Elif Batuman: The Idiot (Penguin, 2018) [IBR2024]

“For a while now, I’ve been conscious of a tension in my relationship with you,” Svetlana said. “And I think that’s the reason. It’s because we both make up narratives about our own lives….“
“Everyone makes up narratives about their own lives.”
“But not to the same extent. Think about my roommates. Fern, for example. I don’t mean that she doesn’t have an inner life, or that she doesn’t think about the past or make plans for the future. But she doesn’t compulsively rehash everything that happens to her in the form of a story. She’s in my story – I’m not in hers. That makes her and me unequal, but it also gives our relationship a kind of stability, and safeness. We each have our different roles. It’s like an unspoken contract. With you, there’s more instability and tension, because I know you’re making up a story, too, and in your story I’m just a character.”
“I don’t know,” I said. “I still think everyone experiences their own life as a narrative. If you didn’t have some kind of ongoing story in mind, how would you know who you were when you woke up in the morning?”
“That’s a weak definition of narrative. That’s saying that narrative is just memory plus causality. But, for us, the narrative has aesthetics, too.”

A long time ago, my favorite ice cream flavor was Cherry Vanilla. Oh, the ice cream was mediocre – the vanilla was more aspirational than actual – but the cherries were amazing to my very young palate. It was a delight, on taking a mouthful of bland milky coldness, to suddenly come across a sweet piece of maraschino, just waiting to be bitten into and chewed.

That was my first read of this book. Overall, it seemed… disconnected, aimless. But it was loaded with wonderful cherries, like the quote above. So I kept reading.

My second read – really, at first more of a skim, looking for cherries to pick out and quote, that turned into a semi-read – was more like when I discovered Ben & Jerry’s Cherry Garcia years later. The ice cream had a wonderful flavor and texture of its own, and the cherries – oh, the cherries were even better, because they were real dark red-black cherries, often whole ones, not the slivers of candied maraschinos from my past. And then there were the fudge flakes, which weren’t there before at all.

It all started, that second read, with the ultimate fudge flake, the epigraph from Proust:

But the characteristic feature of the ridiculous age I was going through—awkward indeed but by no means infertile—is that we do not consult our intelligence and that the most trivial attributes of other people seem to us to form an inseparable part of their personality. In a world thronged with monsters and with gods, we know little peace of mind. There is hardly a single action we perform in that phase which we would not give anything, in later life, to be able to annul. Whereas what we ought to regret is that we no longer possess the spontaneity which made us perform them. In later life we look at things in a more practical way, in full conformity with the rest of society, but adolescence is the only period in which we learn anything.

MARCEL PROUST, In Search of Lost Time, Volume II: Within a Budding Grove

What made this stand out a lot more than it had before was reading it almost immediately after reading the final paragraph of the book:

When I got back to school in the fall, I changed my major from linguistics and didn’t take any more classes in the philosophy or psychology of language. They had let me down. I hadn’t learned what I had wanted to about how language worked. I hadn’t learned anything at all.

□ □ □

▶ _TASK PROMPT_:
Summarize the review of The Idiot in two sentences.

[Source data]
□ □ □

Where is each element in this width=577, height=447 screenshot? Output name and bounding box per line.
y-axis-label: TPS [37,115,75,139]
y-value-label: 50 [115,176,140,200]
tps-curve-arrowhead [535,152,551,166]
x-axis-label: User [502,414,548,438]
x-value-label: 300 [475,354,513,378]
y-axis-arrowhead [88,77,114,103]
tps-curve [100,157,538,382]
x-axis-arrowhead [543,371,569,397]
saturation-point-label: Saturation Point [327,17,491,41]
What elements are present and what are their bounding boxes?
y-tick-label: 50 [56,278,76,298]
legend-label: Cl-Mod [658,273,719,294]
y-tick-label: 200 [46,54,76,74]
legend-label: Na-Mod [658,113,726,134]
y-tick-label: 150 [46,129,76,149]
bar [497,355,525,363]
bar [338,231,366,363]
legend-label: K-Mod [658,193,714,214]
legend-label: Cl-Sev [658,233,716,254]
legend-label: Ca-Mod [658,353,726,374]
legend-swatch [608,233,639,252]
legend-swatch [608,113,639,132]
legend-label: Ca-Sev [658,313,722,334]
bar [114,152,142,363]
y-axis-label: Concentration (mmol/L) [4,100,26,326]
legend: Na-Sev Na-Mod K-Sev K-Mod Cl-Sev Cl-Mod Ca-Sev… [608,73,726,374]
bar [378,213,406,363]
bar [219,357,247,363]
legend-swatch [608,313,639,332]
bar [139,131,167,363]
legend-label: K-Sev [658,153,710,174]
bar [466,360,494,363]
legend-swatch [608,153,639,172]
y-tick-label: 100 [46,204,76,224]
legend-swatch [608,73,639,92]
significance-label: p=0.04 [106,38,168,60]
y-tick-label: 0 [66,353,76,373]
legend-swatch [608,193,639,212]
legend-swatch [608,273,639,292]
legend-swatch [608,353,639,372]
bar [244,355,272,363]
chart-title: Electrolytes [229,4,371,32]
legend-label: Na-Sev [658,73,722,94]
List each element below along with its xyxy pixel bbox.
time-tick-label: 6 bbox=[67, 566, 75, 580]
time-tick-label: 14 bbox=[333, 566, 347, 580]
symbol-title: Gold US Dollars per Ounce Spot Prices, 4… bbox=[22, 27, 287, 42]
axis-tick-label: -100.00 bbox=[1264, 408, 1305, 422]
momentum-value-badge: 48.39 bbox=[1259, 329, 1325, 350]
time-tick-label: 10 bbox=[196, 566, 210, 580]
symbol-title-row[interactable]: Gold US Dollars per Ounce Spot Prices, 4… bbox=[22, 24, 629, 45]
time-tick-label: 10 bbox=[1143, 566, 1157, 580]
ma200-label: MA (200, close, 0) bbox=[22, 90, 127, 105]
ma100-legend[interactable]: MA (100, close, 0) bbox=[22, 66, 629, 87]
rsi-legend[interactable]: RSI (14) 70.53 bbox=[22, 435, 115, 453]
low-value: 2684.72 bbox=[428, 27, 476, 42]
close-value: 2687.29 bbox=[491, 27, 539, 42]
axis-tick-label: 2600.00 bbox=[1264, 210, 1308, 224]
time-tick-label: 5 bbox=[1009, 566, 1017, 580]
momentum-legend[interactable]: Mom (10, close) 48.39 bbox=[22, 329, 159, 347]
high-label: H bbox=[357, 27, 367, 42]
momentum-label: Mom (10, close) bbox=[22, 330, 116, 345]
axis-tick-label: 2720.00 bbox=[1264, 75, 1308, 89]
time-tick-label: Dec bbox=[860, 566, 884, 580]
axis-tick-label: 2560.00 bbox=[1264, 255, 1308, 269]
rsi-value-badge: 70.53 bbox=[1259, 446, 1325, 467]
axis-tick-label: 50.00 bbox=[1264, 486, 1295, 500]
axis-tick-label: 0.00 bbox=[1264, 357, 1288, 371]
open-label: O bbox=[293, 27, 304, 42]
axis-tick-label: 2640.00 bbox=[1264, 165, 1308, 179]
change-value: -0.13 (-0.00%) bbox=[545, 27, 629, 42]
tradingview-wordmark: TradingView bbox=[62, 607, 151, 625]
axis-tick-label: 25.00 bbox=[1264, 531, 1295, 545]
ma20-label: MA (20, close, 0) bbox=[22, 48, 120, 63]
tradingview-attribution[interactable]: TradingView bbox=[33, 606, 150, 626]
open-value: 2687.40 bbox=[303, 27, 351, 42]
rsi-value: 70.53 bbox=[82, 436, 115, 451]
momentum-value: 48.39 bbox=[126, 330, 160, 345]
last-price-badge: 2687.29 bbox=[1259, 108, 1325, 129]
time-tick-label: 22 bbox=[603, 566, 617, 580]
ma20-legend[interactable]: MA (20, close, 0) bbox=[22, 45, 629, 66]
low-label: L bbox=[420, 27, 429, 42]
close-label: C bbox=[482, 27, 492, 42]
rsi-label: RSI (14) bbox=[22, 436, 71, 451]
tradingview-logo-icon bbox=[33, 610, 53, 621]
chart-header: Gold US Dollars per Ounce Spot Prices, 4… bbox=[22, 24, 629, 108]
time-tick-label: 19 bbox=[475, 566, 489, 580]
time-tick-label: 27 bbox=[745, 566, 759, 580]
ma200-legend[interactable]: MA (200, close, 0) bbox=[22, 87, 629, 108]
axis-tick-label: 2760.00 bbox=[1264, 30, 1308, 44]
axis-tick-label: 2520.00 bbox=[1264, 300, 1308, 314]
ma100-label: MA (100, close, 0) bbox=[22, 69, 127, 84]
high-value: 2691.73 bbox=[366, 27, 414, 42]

□ □ □

▶ _ANSWER SPACE_:
The review quotes a conversation in which Svetlana tells the narrator that they both make up narratives about their own lives, then compares a first read of the book, which seemed disconnected and aimless but was full of wonderful quotes, to Cherry Vanilla ice cream with its maraschino cherries. A second read is likened to Ben & Jerry's Cherry Garcia, and it began with the Proust epigraph, which stood out more because it was read almost immediately after the book's final paragraph.